(WORK TO COMPLETE) What is the number of lines containing "data"? Give only that number.

(EXTRACTED MATERIAL)
[start]

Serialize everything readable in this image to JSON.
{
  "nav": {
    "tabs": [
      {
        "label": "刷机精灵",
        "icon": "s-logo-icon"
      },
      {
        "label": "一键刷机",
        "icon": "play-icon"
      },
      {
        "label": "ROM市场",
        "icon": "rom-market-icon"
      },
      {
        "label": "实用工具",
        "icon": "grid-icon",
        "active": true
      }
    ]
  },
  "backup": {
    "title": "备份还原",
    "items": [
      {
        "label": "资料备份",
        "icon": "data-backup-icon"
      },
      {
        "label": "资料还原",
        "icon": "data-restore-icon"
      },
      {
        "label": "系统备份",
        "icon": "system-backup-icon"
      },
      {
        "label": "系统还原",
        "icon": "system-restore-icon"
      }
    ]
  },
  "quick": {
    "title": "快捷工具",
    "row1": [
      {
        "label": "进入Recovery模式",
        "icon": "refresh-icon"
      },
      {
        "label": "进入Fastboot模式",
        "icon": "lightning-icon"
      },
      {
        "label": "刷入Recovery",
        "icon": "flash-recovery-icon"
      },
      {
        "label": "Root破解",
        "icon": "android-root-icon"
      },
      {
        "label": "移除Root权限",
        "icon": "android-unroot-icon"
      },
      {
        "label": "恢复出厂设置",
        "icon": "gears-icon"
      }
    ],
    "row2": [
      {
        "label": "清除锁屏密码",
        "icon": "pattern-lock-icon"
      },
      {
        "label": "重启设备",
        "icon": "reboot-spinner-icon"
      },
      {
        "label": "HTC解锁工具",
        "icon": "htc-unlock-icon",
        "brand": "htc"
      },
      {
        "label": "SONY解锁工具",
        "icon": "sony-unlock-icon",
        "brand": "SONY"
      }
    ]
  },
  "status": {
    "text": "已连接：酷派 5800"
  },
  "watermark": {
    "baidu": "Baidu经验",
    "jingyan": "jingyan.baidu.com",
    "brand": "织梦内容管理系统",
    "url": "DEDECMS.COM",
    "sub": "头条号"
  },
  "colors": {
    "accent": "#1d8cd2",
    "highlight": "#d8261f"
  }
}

[end]

(WRITTEN ANSWER) 2